◆ **PROBLEM DETAILS**: Each line of the material below that holds the word "insertion" needs to be copied.

[Start of section]

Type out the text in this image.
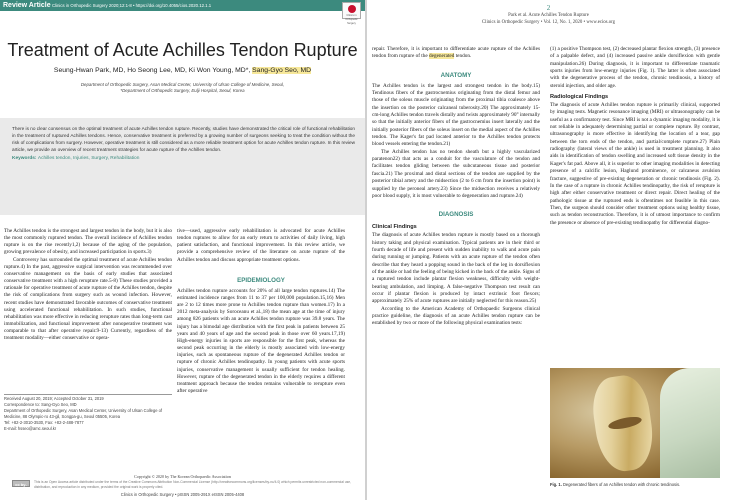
Review Article Clinics in Orthopedic Surgery 2020;12:1-8 • https://doi.org/10.4055/cios.2020.12.1.1
Clinics in Orthopedic Surgery
Treatment of Acute Achilles Tendon Rupture
Seung-Hwan Park, MD, Ho Seong Lee, MD, Ki Won Young, MD*, Sang-Gyo Seo, MD
Department of Orthopedic Surgery, Asan Medical Center, University of Ulsan College of Medicine, Seoul,
*Department of Orthopedic Surgery, Eulji Hospital, Seoul, Korea

There is no clear consensus on the optimal treatment of acute Achilles tendon rupture. Recently, studies have demonstrated the critical role of functional rehabilitation in the treatment of ruptured Achilles tendons. Hence, conservative treatment is preferred by a growing number of surgeons seeking to treat the condition without the risk of complications from surgery. However, operative treatment is still considered as a more reliable treatment option for acute Achilles tendon rupture. In this review article, we provide an overview of recent treatment strategies for acute rupture of the Achilles tendon.

Keywords: Achilles tendon, Injuries, Surgery, Rehabilitation

The Achilles tendon is the strongest and largest tendon in the body, but it is also the most commonly ruptured tendon. The overall incidence of Achilles tendon rupture is on the rise recently1,2) because of the aging of the population, growing prevalence of obesity, and increased participation in sports.3)

Controversy has surrounded the optimal treatment of acute Achilles tendon rupture.4) In the past, aggressive surgical intervention was recommended over conservative management on the basis of early studies that associated conservative treatment with a high rerupture rate.5-8) These studies provided a rationale for operative treatment of acute rupture of the Achilles tendon, despite the risk of complications from surgery such as wound infection. However, recent studies have demonstrated favorable outcomes of conservative treatment using accelerated functional rehabilitation. In such studies, functional rehabilitation was more effective in reducing rerupture rates than long-term cast immobilization, and functional improvement after nonoperative treatment was comparable to that after operative repair.9-13) Currently, regardless of the treatment modality—either conservative or opera-

tive—used, aggressive early rehabilitation is advocated for acute Achilles tendon ruptures to allow for an early return to activities of daily living, high patient satisfaction, and functional improvement. In this review article, we provide a comprehensive review of the literature on acute rupture of the Achilles tendon and discuss appropriate treatment options.

EPIDEMIOLOGY

Achilles tendon rupture accounts for 20% of all large tendon ruptures.14) The estimated incidence ranges from 11 to 37 per 100,000 population.15,16) Men are 2 to 12 times more prone to Achilles tendon rupture than women.17) In a 2012 meta-analysis by Soroceanu et al.,18) the mean age at the time of injury among 826 patients with an acute Achilles tendon rupture was 39.8 years. The injury has a bimodal age distribution with the first peak in patients between 25 years and 40 years of age and the second peak in those over 60 years.17,19) High-energy injuries in sports are responsible for the first peak, whereas the second peak occurring in the elderly is mostly associated with low-energy injuries, such as spontaneous rupture of the degenerated Achilles tendon or rupture of chronic Achilles tendinopathy. In young patients with acute sports injuries, conservative management is usually sufficient for tendon healing. However, rupture of the degenerated tendon in the elderly requires a different treatment approach because the tendon remains vulnerable to rerupture even after operative

Received August 20, 2019; Accepted October 31, 2019
Correspondence to: Sang-Gyo Seo, MD
Department of Orthopedic Surgery, Asan Medical Center, University of Ulsan College of Medicine, 88 Olympic-ro 43-gil, Songpa-gu, Seoul 05505, Korea
Tel: +82-2-3010-3530, Fax: +82-2-488-7877
E-mail: hsseo@amc.seoul.kr
Copyright © 2020 by The Korean Orthopaedic Association
cc by-nc
This is an Open Access article distributed under the terms of the Creative Commons Attribution Non-Commercial License (http://creativecommons.org/licenses/by-nc/4.0) which permits unrestricted non-commercial use, distribution, and reproduction in any medium, provided the original work is properly cited.
Clinics in Orthopedic Surgery • pISSN 2005-291X eISSN 2005-4408
2
Park et al. Acute Achilles Tendon Rupture
Clinics in Orthopedic Surgery • Vol. 12, No. 1, 2020 • www.ecios.org

repair. Therefore, it is important to differentiate acute rupture of the Achilles tendon from rupture of the degenerated tendon.

ANATOMY

The Achilles tendon is the largest and strongest tendon in the body.15) Tendinous fibers of the gastrocnemius originating from the distal femur and those of the soleus muscle originating from the proximal tibia coalesce above the insertion on the posterior calcaneal tuberosity.20) The approximately 15-cm-long Achilles tendon travels distally and twists approximately 90° internally so that the initially anterior fibers of the gastrocnemius insert laterally and the initially posterior fibers of the soleus insert on the medial aspect of the Achilles tendon. The Kager's fat pad located anterior to the Achilles tendon protects blood vessels entering the tendon.21)

The Achilles tendon has no tendon sheath but a highly vascularized paratenon22) that acts as a conduit for the vasculature of the tendon and facilitates tendon gliding between the subcutaneous tissue and posterior fascia.21) The proximal and distal sections of the tendon are supplied by the posterior tibial artery and the midsection (2 to 6 cm from the insertion point) is supplied by the peroneal artery.23) Since the midsection receives a relatively poor blood supply, it is most vulnerable to degeneration and rupture.24)

DIAGNOSIS
Clinical Findings

The diagnosis of acute Achilles tendon rupture is mostly based on a thorough history taking and physical examination. Typical patients are in their third or fourth decade of life and present with sudden inability to walk and acute pain during running or jumping. Patients with an acute rupture of the tendon often describe that they heard a popping sound in the back of the leg in dorsiflexion of the ankle or had the feeling of being kicked in the back of the ankle. Signs of a ruptured tendon include plantar flexion weakness, difficulty with weight-bearing ambulation, and limping. A false-negative Thompson test result can occur if plantar flexion is produced by intact extrinsic foot flexors; approximately 25% of acute ruptures are initially neglected for this reason.25)

According to the American Academy of Orthopaedic Surgeons clinical practice guideline, the diagnosis of an acute Achilles tendon rupture can be established by two or more of the following physical examination tests:

(1) a positive Thompson test, (2) decreased plantar flexion strength, (3) presence of a palpable defect, and (4) increased passive ankle dorsiflexion with gentle manipulation.26) During diagnosis, it is important to differentiate traumatic sports injuries from low-energy injuries (Fig. 1). The latter is often associated with the degenerative process of the tendon, chronic tendinosis, a history of steroid injection, and older age.

Radiological Findings

The diagnosis of acute Achilles tendon rupture is primarily clinical, supported by imaging tests. Magnetic resonance imaging (MRI) or ultrasonography can be useful as a confirmatory test. Since MRI is not a dynamic imaging modality, it is not reliable in adequately determining partial or complete rupture. By contrast, ultrasonography is more effective in identifying the location of a tear, gap between the torn ends of the tendon, and partial/complete rupture.27) Plain radiography (lateral views of the ankle) is used in treatment planning. It also aids in identification of tendon swelling and increased soft tissue density in the Kager's fat pad. Above all, it is superior to other imaging modalities in detecting presence of a calcific lesion, Haglund prominence, or calcaneus avulsion fracture, suggestive of pre-existing degeneration or chronic tendinosis (Fig. 2). In the case of a rupture in chronic Achilles tendinopathy, the risk of rerupture is high after either conservative treatment or direct repair. Direct healing of the pathologic tissue at the ruptured ends is oftentimes not feasible in this case. Then, the surgeon should consider other treatment options using healthy tissue, such as tendon reconstruction. Therefore, it is of utmost importance to confirm the presence or absence of pre-existing tendinopathy for differential diagno-

Fig. 1. Degenerated fibers of an Achilles tendon with chronic tendinosis.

[End of section]

◆ **SOLUTION**:
The Achilles tendon is the largest and strongest tendon in the body.15) Tendinous fibers of the gastrocnemius originating from the distal femur and those of the soleus muscle originating from the proximal tibia coalesce above the insertion on the posterior calcaneal tuberosity.20) The approximately 15-cm-long Achilles tendon travels distally and twists approximately 90° internally so that the initially anterior fibers of the gastrocnemius insert laterally and the initially posterior fibers of the soleus insert on the medial aspect of the Achilles tendon. The Kager's fat pad located anterior to the Achilles tendon protects blood vessels entering the tendon.21)
The Achilles tendon has no tendon sheath but a highly vascularized paratenon22) that acts as a conduit for the vasculature of the tendon and facilitates tendon gliding between the subcutaneous tissue and posterior fascia.21) The proximal and distal sections of the tendon are supplied by the posterior tibial artery and the midsection (2 to 6 cm from the insertion point) is supplied by the peroneal artery.23) Since the midsection receives a relatively poor blood supply, it is most vulnerable to degeneration and rupture.24)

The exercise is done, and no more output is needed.